[Extracted data entries]
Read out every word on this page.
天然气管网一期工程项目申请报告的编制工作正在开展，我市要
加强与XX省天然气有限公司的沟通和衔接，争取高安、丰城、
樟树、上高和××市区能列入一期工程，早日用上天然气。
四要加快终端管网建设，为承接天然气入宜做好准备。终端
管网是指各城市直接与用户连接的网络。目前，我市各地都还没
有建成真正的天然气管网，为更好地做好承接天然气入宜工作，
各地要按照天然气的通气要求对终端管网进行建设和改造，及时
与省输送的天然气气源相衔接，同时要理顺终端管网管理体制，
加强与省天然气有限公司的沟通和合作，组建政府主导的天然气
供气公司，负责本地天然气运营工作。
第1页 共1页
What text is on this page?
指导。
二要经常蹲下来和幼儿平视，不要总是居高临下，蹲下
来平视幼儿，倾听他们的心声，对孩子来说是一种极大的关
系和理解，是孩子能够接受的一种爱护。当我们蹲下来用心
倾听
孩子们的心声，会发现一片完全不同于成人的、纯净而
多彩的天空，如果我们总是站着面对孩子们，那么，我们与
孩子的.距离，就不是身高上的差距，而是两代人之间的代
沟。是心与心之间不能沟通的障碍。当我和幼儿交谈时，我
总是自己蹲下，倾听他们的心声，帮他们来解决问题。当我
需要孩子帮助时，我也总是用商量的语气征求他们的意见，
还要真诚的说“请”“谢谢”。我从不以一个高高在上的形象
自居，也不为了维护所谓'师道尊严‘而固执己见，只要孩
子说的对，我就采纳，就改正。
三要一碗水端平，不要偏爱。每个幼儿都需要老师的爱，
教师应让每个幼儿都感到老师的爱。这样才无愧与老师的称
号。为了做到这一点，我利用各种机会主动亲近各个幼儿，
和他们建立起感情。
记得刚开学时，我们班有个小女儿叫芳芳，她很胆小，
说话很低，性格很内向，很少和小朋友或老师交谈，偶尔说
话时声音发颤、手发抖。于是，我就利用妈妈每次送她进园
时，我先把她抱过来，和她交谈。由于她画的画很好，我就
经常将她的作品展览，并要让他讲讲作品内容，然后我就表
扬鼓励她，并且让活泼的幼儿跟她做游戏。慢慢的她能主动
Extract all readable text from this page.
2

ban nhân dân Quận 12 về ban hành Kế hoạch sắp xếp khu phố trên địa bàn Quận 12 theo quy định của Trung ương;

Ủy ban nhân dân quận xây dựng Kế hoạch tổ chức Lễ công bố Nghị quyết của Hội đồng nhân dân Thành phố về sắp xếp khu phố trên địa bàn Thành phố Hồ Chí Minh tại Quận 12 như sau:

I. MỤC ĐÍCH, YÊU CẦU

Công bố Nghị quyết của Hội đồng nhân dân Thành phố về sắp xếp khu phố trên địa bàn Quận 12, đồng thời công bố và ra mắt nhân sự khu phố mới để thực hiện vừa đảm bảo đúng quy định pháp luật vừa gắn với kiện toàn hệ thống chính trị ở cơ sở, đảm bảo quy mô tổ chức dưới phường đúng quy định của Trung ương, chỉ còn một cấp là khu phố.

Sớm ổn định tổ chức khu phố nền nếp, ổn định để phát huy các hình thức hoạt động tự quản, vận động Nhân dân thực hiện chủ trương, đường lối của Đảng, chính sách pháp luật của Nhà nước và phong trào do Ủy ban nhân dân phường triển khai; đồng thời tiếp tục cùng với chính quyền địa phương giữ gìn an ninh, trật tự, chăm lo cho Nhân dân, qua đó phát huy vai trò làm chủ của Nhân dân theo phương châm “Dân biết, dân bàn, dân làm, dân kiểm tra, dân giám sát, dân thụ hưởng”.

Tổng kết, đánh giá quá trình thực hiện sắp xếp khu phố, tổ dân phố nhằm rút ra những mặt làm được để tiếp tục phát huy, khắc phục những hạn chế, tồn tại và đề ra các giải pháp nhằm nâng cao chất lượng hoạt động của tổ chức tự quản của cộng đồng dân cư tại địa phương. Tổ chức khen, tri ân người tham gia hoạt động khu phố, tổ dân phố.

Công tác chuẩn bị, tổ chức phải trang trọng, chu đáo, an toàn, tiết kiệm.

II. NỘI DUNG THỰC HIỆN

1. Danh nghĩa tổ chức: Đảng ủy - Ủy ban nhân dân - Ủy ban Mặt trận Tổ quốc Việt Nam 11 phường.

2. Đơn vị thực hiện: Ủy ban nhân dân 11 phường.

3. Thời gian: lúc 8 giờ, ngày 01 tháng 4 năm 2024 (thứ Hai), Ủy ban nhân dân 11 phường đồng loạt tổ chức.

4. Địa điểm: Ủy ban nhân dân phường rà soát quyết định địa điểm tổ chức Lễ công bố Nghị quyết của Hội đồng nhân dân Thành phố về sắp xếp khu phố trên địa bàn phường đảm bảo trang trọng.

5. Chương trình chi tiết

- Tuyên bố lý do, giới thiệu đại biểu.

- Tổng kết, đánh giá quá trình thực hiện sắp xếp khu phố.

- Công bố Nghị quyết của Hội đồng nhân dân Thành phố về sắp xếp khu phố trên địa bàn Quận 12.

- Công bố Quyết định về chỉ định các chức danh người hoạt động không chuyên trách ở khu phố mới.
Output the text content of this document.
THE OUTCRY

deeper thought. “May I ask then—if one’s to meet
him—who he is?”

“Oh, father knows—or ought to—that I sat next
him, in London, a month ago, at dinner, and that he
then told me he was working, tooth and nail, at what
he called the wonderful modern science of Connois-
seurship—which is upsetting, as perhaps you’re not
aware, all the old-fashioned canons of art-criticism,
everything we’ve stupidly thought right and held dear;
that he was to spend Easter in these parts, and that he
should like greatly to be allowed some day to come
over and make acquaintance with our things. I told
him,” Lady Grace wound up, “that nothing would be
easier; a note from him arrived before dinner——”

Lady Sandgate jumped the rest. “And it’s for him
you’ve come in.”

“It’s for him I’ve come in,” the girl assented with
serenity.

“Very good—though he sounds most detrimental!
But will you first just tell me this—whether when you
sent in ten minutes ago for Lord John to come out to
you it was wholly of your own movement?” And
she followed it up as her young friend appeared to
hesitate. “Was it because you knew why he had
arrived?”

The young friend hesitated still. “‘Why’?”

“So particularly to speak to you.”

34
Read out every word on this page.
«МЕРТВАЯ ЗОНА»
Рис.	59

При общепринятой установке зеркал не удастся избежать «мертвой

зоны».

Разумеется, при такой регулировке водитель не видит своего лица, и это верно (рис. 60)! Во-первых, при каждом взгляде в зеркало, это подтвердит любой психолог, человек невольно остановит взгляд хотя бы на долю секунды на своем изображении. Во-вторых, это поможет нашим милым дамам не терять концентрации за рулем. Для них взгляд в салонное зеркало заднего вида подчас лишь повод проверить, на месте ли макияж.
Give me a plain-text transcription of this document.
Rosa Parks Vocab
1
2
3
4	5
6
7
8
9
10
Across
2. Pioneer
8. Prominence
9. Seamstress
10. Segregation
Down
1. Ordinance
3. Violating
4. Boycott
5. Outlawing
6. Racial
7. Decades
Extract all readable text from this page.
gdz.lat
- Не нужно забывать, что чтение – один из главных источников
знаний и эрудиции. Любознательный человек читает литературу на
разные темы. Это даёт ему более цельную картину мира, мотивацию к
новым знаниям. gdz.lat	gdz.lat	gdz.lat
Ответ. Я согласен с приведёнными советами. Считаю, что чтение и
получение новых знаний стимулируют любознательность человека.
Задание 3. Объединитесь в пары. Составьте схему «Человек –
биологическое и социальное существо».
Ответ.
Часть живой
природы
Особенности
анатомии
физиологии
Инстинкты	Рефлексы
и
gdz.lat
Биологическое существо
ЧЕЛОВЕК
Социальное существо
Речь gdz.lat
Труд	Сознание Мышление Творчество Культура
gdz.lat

THE TASK: Restate the whole listing exactly.

RESPONSE:
Read out every word on this page.
天然气管网一期工程项目申请报告的编制工作正在开展，我市要
加强与XX省天然气有限公司的沟通和衔接，争取高安、丰城、
樟树、上高和××市区能列入一期工程，早日用上天然气。
四要加快终端管网建设，为承接天然气入宜做好准备。终端
管网是指各城市直接与用户连接的网络。目前，我市各地都还没
有建成真正的天然气管网，为更好地做好承接天然气入宜工作，
各地要按照天然气的通气要求对终端管网进行建设和改造，及时
与省输送的天然气气源相衔接，同时要理顺终端管网管理体制，
加强与省天然气有限公司的沟通和合作，组建政府主导的天然气
供气公司，负责本地天然气运营工作。
第1页 共1页
What text is on this page?
指导。
二要经常蹲下来和幼儿平视，不要总是居高临下，蹲下
来平视幼儿，倾听他们的心声，对孩子来说是一种极大的关
系和理解，是孩子能够接受的一种爱护。当我们蹲下来用心
倾听
孩子们的心声，会发现一片完全不同于成人的、纯净而
多彩的天空，如果我们总是站着面对孩子们，那么，我们与
孩子的.距离，就不是身高上的差距，而是两代人之间的代
沟。是心与心之间不能沟通的障碍。当我和幼儿交谈时，我
总是自己蹲下，倾听他们的心声，帮他们来解决问题。当我
需要孩子帮助时，我也总是用商量的语气征求他们的意见，
还要真诚的说“请”“谢谢”。我从不以一个高高在上的形象
自居，也不为了维护所谓'师道尊严‘而固执己见，只要孩
子说的对，我就采纳，就改正。
三要一碗水端平，不要偏爱。每个幼儿都需要老师的爱，
教师应让每个幼儿都感到老师的爱。这样才无愧与老师的称
号。为了做到这一点，我利用各种机会主动亲近各个幼儿，
和他们建立起感情。
记得刚开学时，我们班有个小女儿叫芳芳，她很胆小，
说话很低，性格很内向，很少和小朋友或老师交谈，偶尔说
话时声音发颤、手发抖。于是，我就利用妈妈每次送她进园
时，我先把她抱过来，和她交谈。由于她画的画很好，我就
经常将她的作品展览，并要让他讲讲作品内容，然后我就表
扬鼓励她，并且让活泼的幼儿跟她做游戏。慢慢的她能主动
Extract all readable text from this page.
2

ban nhân dân Quận 12 về ban hành Kế hoạch sắp xếp khu phố trên địa bàn Quận 12 theo quy định của Trung ương;

Ủy ban nhân dân quận xây dựng Kế hoạch tổ chức Lễ công bố Nghị quyết của Hội đồng nhân dân Thành phố về sắp xếp khu phố trên địa bàn Thành phố Hồ Chí Minh tại Quận 12 như sau:

I. MỤC ĐÍCH, YÊU CẦU

Công bố Nghị quyết của Hội đồng nhân dân Thành phố về sắp xếp khu phố trên địa bàn Quận 12, đồng thời công bố và ra mắt nhân sự khu phố mới để thực hiện vừa đảm bảo đúng quy định pháp luật vừa gắn với kiện toàn hệ thống chính trị ở cơ sở, đảm bảo quy mô tổ chức dưới phường đúng quy định của Trung ương, chỉ còn một cấp là khu phố.

Sớm ổn định tổ chức khu phố nền nếp, ổn định để phát huy các hình thức hoạt động tự quản, vận động Nhân dân thực hiện chủ trương, đường lối của Đảng, chính sách pháp luật của Nhà nước và phong trào do Ủy ban nhân dân phường triển khai; đồng thời tiếp tục cùng với chính quyền địa phương giữ gìn an ninh, trật tự, chăm lo cho Nhân dân, qua đó phát huy vai trò làm chủ của Nhân dân theo phương châm “Dân biết, dân bàn, dân làm, dân kiểm tra, dân giám sát, dân thụ hưởng”.

Tổng kết, đánh giá quá trình thực hiện sắp xếp khu phố, tổ dân phố nhằm rút ra những mặt làm được để tiếp tục phát huy, khắc phục những hạn chế, tồn tại và đề ra các giải pháp nhằm nâng cao chất lượng hoạt động của tổ chức tự quản của cộng đồng dân cư tại địa phương. Tổ chức khen, tri ân người tham gia hoạt động khu phố, tổ dân phố.

Công tác chuẩn bị, tổ chức phải trang trọng, chu đáo, an toàn, tiết kiệm.

II. NỘI DUNG THỰC HIỆN

1. Danh nghĩa tổ chức: Đảng ủy - Ủy ban nhân dân - Ủy ban Mặt trận Tổ quốc Việt Nam 11 phường.

2. Đơn vị thực hiện: Ủy ban nhân dân 11 phường.

3. Thời gian: lúc 8 giờ, ngày 01 tháng 4 năm 2024 (thứ Hai), Ủy ban nhân dân 11 phường đồng loạt tổ chức.

4. Địa điểm: Ủy ban nhân dân phường rà soát quyết định địa điểm tổ chức Lễ công bố Nghị quyết của Hội đồng nhân dân Thành phố về sắp xếp khu phố trên địa bàn phường đảm bảo trang trọng.

5. Chương trình chi tiết

- Tuyên bố lý do, giới thiệu đại biểu.

- Tổng kết, đánh giá quá trình thực hiện sắp xếp khu phố.

- Công bố Nghị quyết của Hội đồng nhân dân Thành phố về sắp xếp khu phố trên địa bàn Quận 12.

- Công bố Quyết định về chỉ định các chức danh người hoạt động không chuyên trách ở khu phố mới.
Output the text content of this document.
THE OUTCRY

deeper thought. “May I ask then—if one’s to meet
him—who he is?”

“Oh, father knows—or ought to—that I sat next
him, in London, a month ago, at dinner, and that he
then told me he was working, tooth and nail, at what
he called the wonderful modern science of Connois-
seurship—which is upsetting, as perhaps you’re not
aware, all the old-fashioned canons of art-criticism,
everything we’ve stupidly thought right and held dear;
that he was to spend Easter in these parts, and that he
should like greatly to be allowed some day to come
over and make acquaintance with our things. I told
him,” Lady Grace wound up, “that nothing would be
easier; a note from him arrived before dinner——”

Lady Sandgate jumped the rest. “And it’s for him
you’ve come in.”

“It’s for him I’ve come in,” the girl assented with
serenity.

“Very good—though he sounds most detrimental!
But will you first just tell me this—whether when you
sent in ten minutes ago for Lord John to come out to
you it was wholly of your own movement?” And
she followed it up as her young friend appeared to
hesitate. “Was it because you knew why he had
arrived?”

The young friend hesitated still. “‘Why’?”

“So particularly to speak to you.”

34
Read out every word on this page.
«МЕРТВАЯ ЗОНА»
Рис.	59

При общепринятой установке зеркал не удастся избежать «мертвой

зоны».

Разумеется, при такой регулировке водитель не видит своего лица, и это верно (рис. 60)! Во-первых, при каждом взгляде в зеркало, это подтвердит любой психолог, человек невольно остановит взгляд хотя бы на долю секунды на своем изображении. Во-вторых, это поможет нашим милым дамам не терять концентрации за рулем. Для них взгляд в салонное зеркало заднего вида подчас лишь повод проверить, на месте ли макияж.
Give me a plain-text transcription of this document.
Rosa Parks Vocab
1
2
3
4	5
6
7
8
9
10
Across
2. Pioneer
8. Prominence
9. Seamstress
10. Segregation
Down
1. Ordinance
3. Violating
4. Boycott
5. Outlawing
6. Racial
7. Decades
Extract all readable text from this page.
gdz.lat
- Не нужно забывать, что чтение – один из главных источников
знаний и эрудиции. Любознательный человек читает литературу на
разные темы. Это даёт ему более цельную картину мира, мотивацию к
новым знаниям. gdz.lat	gdz.lat	gdz.lat
Ответ. Я согласен с приведёнными советами. Считаю, что чтение и
получение новых знаний стимулируют любознательность человека.
Задание 3. Объединитесь в пары. Составьте схему «Человек –
биологическое и социальное существо».
Ответ.
Часть живой
природы
Особенности
анатомии
физиологии
Инстинкты	Рефлексы
и
gdz.lat
Биологическое существо
ЧЕЛОВЕК
Социальное существо
Речь gdz.lat
Труд	Сознание Мышление Творчество Культура
gdz.lat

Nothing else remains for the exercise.